Tally the lines below that include "Subscription" and give only the total.

**RECORD SET:**
━━━━━━━━━━━━━━━━━━━━━━━━━━━━━━
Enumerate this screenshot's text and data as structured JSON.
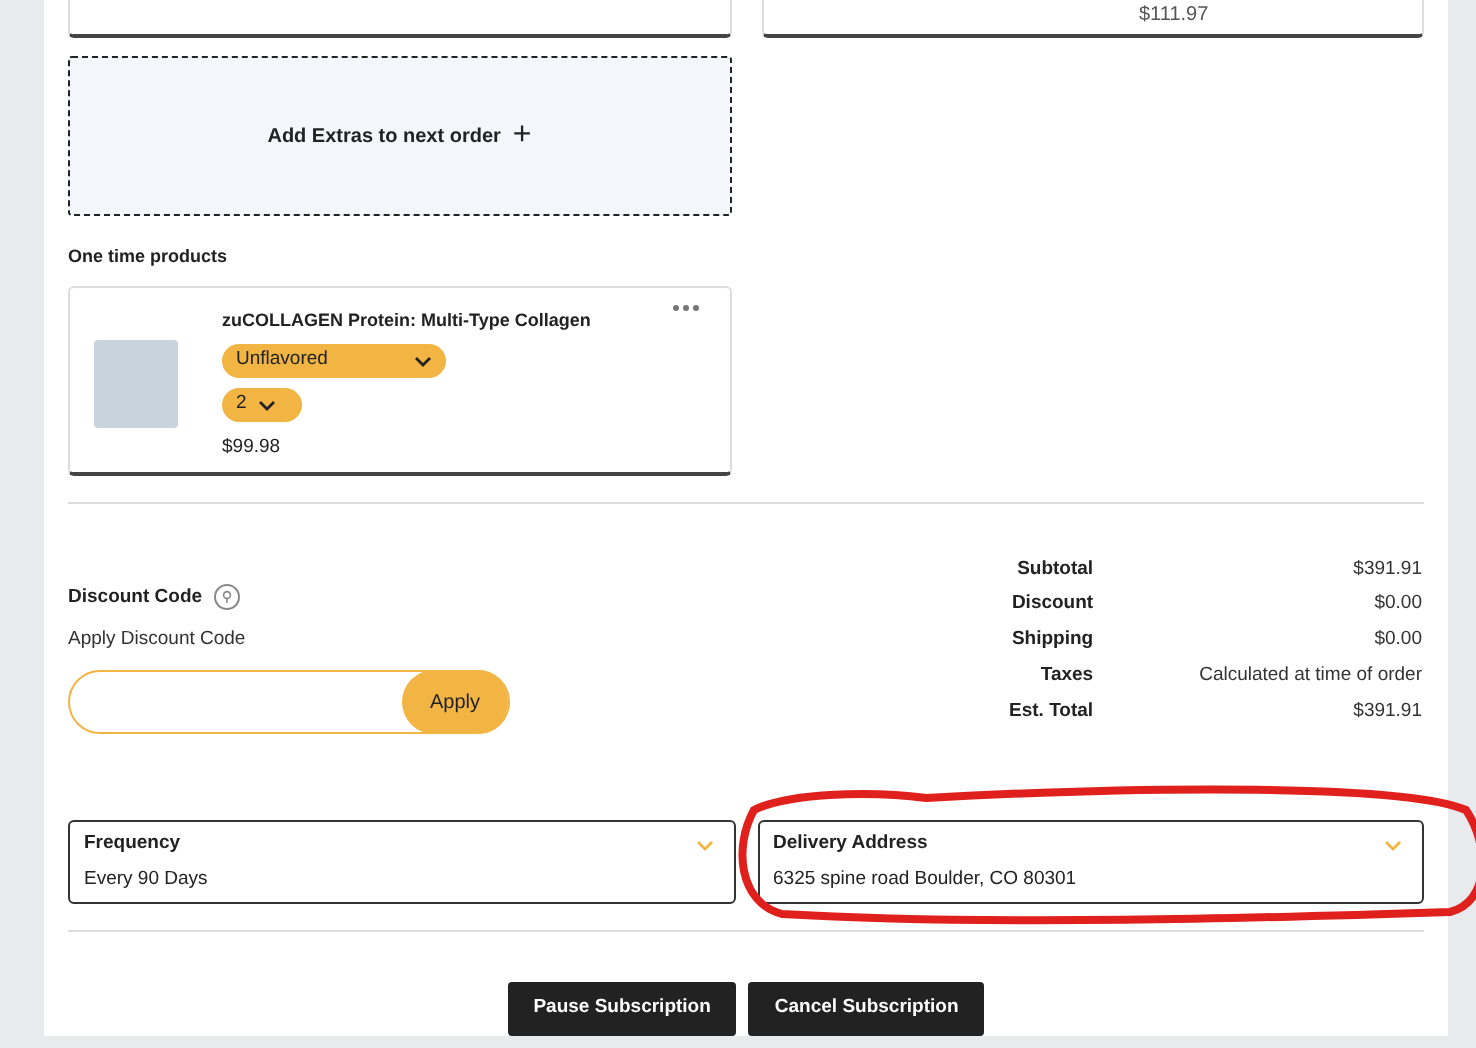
{
  "top_cards": [
    {
      "kind": "blank"
    },
    {
      "kind": "price",
      "price": "$111.97"
    }
  ],
  "add_extras": {
    "label": "Add Extras to next order",
    "icon": "+"
  },
  "one_time": {
    "heading": "One time products",
    "products": [
      {
        "name": "zuCOLLAGEN Protein: Multi-Type Collagen",
        "flavor": "Unflavored",
        "quantity": "2",
        "price": "$99.98"
      }
    ]
  },
  "discount": {
    "title": "Discount Code",
    "subtitle": "Apply Discount Code",
    "button": "Apply"
  },
  "summary": [
    {
      "label": "Subtotal",
      "value": "$391.91"
    },
    {
      "label": "Discount",
      "value": "$0.00"
    },
    {
      "label": "Shipping",
      "value": "$0.00"
    },
    {
      "label": "Taxes",
      "value": "Calculated at time of order"
    },
    {
      "label": "Est. Total",
      "value": "$391.91"
    }
  ],
  "settings": [
    {
      "label": "Frequency",
      "value": "Every 90 Days",
      "circled": false
    },
    {
      "label": "Delivery Address",
      "value": "6325 spine road Boulder, CO 80301",
      "circled": true
    }
  ],
  "buttons": [
    "Pause Subscription",
    "Cancel Subscription"
  ]
}
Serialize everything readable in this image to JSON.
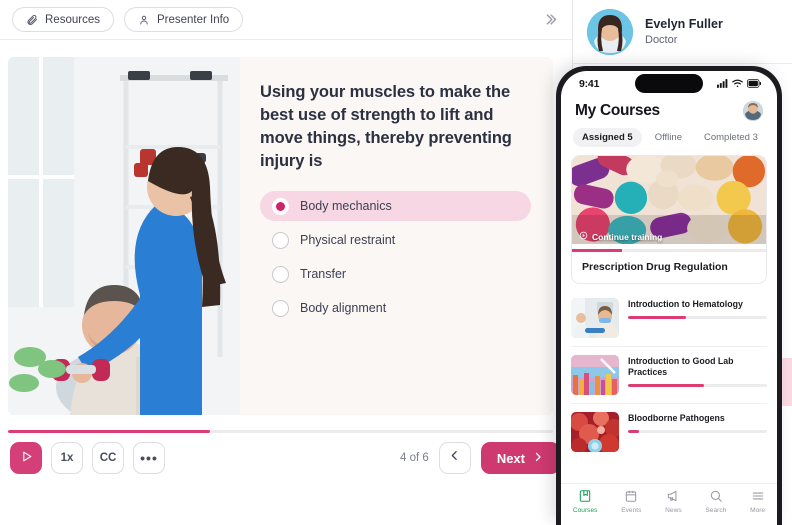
{
  "topbar": {
    "resources_label": "Resources",
    "presenter_info_label": "Presenter Info",
    "collapse_icon": "chevrons-right-icon"
  },
  "slide": {
    "question": "Using your muscles to make the best use of strength to lift and move things, thereby preventing injury is",
    "photo_alt": "physical-therapist-assisting-patient-with-dumbbell",
    "options": [
      {
        "label": "Body mechanics",
        "selected": true
      },
      {
        "label": "Physical restraint",
        "selected": false
      },
      {
        "label": "Transfer",
        "selected": false
      },
      {
        "label": "Body alignment",
        "selected": false
      }
    ]
  },
  "player": {
    "progress_percent": 37,
    "play_label": "play-icon",
    "speed_label": "1x",
    "captions_label": "CC",
    "more_label": "•••",
    "page_count": "4 of 6",
    "prev_label": "chevron-left-icon",
    "next_label": "Next"
  },
  "presenter": {
    "name": "Evelyn Fuller",
    "role": "Doctor",
    "avatar_alt": "evelyn-fuller-portrait"
  },
  "phone": {
    "status": {
      "time": "9:41",
      "cellular": "signal-icon",
      "wifi": "wifi-icon",
      "battery": "battery-icon"
    },
    "title": "My Courses",
    "avatar_alt": "user-portrait",
    "tabs": [
      {
        "label": "Assigned 5",
        "active": true
      },
      {
        "label": "Offline",
        "active": false
      },
      {
        "label": "Completed 3",
        "active": false
      }
    ],
    "featured_card": {
      "badge": "Continue training",
      "badge_icon": "play-circle-icon",
      "title": "Prescription Drug Regulation",
      "progress_percent": 26,
      "image_alt": "assorted-pills-capsules"
    },
    "courses": [
      {
        "title": "Introduction to Hematology",
        "progress_percent": 42,
        "image_alt": "blood-draw-clinic"
      },
      {
        "title": "Introduction to Good Lab Practices",
        "progress_percent": 55,
        "image_alt": "colorful-lab-abstract"
      },
      {
        "title": "Bloodborne Pathogens",
        "progress_percent": 8,
        "image_alt": "red-blood-cells"
      }
    ],
    "tabbar": [
      {
        "label": "Courses",
        "icon": "book-icon",
        "active": true
      },
      {
        "label": "Events",
        "icon": "calendar-icon",
        "active": false
      },
      {
        "label": "News",
        "icon": "megaphone-icon",
        "active": false
      },
      {
        "label": "Search",
        "icon": "search-icon",
        "active": false
      },
      {
        "label": "More",
        "icon": "menu-icon",
        "active": false
      }
    ]
  },
  "colors": {
    "accent_pink": "#D33F76",
    "selected_row": "#F7D7E3",
    "slide_bg": "#FBF7F4",
    "nav_active_green": "#1A9E55"
  }
}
━━━━━━━━━━━━━━━━━━━━━━━━━━━━━━
**RESPONSE BELOW:**
2